(Extrait du document):
----------------

Aprés la mort de Staline, survenue le 5 mars, plusieurs rumeurs concernant la situation politique de l'Albanie se répandent en Yougoslavie, en Italie et en Grèce. Pour sa part, Radio-Belgrade annonce que le général Enver Hodja aurait mis l'armée albanaise en état d'alerte et que les dirigeants du Parti Communiste Albanais auraient conseillé à leurs militants de se tenir sur leurs gardes...

ENVER HODJA EN 1944

Radio-Belgrade affirme que ce parti craint le déclenchement d'actes anticommunistes et le correspondant du Daily Express en Italie écrit qu'une rebellion armée destinée à renverser le dictateur Hodja se serait même déja produite en Albanie.

Ce même correspondant annonce également que le maréchal Tito aurait ordonné à une division de blindés yougoslaves de prendre position à la frontière albanaise.

L'Italie est, quant à elle, convaincue que le maréchal Tito veut favoriser un coup d'état en Albanie et la Grèce se prépare de son côté à partager ce petit pays entre la Yougoslavie et elle-même.

----------------

(Données de l'exercice):
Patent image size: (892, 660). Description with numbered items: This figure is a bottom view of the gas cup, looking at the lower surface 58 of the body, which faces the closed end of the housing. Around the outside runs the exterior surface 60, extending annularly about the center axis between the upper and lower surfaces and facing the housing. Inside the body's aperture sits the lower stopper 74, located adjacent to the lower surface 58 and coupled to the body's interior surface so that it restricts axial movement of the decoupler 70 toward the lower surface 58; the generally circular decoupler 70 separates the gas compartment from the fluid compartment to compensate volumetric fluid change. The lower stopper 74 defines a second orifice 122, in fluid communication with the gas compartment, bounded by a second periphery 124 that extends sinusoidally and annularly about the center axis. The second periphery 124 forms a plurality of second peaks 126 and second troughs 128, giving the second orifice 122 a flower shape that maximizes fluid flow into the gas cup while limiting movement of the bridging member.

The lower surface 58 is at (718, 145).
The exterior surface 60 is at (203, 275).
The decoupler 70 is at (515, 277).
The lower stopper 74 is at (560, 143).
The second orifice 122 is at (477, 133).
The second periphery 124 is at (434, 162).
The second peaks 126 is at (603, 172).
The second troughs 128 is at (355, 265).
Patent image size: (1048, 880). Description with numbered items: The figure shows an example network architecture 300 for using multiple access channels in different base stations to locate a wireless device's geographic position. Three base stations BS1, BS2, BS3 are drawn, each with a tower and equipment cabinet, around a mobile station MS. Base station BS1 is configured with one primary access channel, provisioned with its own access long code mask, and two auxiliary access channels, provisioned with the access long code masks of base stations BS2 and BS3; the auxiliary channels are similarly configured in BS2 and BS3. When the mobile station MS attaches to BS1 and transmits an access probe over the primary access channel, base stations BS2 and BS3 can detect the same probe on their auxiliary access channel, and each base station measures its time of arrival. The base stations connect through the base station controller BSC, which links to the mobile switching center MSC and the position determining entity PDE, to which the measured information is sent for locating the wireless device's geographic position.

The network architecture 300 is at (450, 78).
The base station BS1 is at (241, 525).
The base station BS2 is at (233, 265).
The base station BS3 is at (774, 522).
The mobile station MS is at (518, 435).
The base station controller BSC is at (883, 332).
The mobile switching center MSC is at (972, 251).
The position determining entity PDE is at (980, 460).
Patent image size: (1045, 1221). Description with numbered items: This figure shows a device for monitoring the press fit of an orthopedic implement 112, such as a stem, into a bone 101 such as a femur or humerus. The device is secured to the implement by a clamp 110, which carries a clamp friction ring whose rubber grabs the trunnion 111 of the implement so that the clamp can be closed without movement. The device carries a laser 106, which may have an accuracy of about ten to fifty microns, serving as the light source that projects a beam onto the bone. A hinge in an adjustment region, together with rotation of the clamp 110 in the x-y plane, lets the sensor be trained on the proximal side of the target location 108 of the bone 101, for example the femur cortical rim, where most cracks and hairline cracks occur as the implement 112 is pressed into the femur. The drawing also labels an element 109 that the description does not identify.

----------------

(Problèmes et exercices):
a – D'après le texte sur l'Albanie, à quelle date Staline est-il mort ?
b – Reproduisez le passage du texte sur l'Albanie compris entre «Aprés la mort» et «la frontière albanaise.», inclus.
c – Poursuivez le texte sur l'Albanie à partir de l'endroit où il s'arrête.
Les items n'ont aucun lien avec le texte sur l'Albanie.

(Corrigés des exercices):
a – Le 5 mars.

b –
Aprés la mort de Staline, survenue le 5 mars, plusieurs rumeurs concernant la situation politique de l'Albanie se répandent en Yougoslavie, en Italie et en Grèce. Pour sa part, Radio-Belgrade annonce que le général Enver Hodja aurait mis l'armée albanaise en état d'alerte et que les dirigeants du Parti Communiste Albanais auraient conseillé à leurs militants de se tenir sur leurs gardes...

ENVER HODJA EN 1944

Radio-Belgrade affirme que ce parti craint le déclenchement d'actes anticommunistes et le correspondant du Daily Express en Italie écrit qu'une rebellion armée destinée à renverser le dictateur Hodja se serait même déja produite en Albanie.

Ce même correspondant annonce également que le maréchal Tito aurait ordonné à une division de blindés yougoslaves de prendre position à la frontière albanaise.

c –
Mais pour le maréchal Tito, c'est plutôt l'Italie qui, avec l'aide des USA, veut favoriser un coup d'état en Albanie.

Le seul fait vraiment avéré de ce 7 mars est qu'une partie de la République Populaire d'Albanie est livrée à l'anarchie et échappe désormais à l'emprise du dictateur Enver Hodja. L'URSS, pour parer à la possibilité de la perte de l'Albanie, recherche d'ailleurs une éventuelle solution de remplacement à la base de Valona, laquelle accueille depuis plusieurs années les sous-marins soviétiques.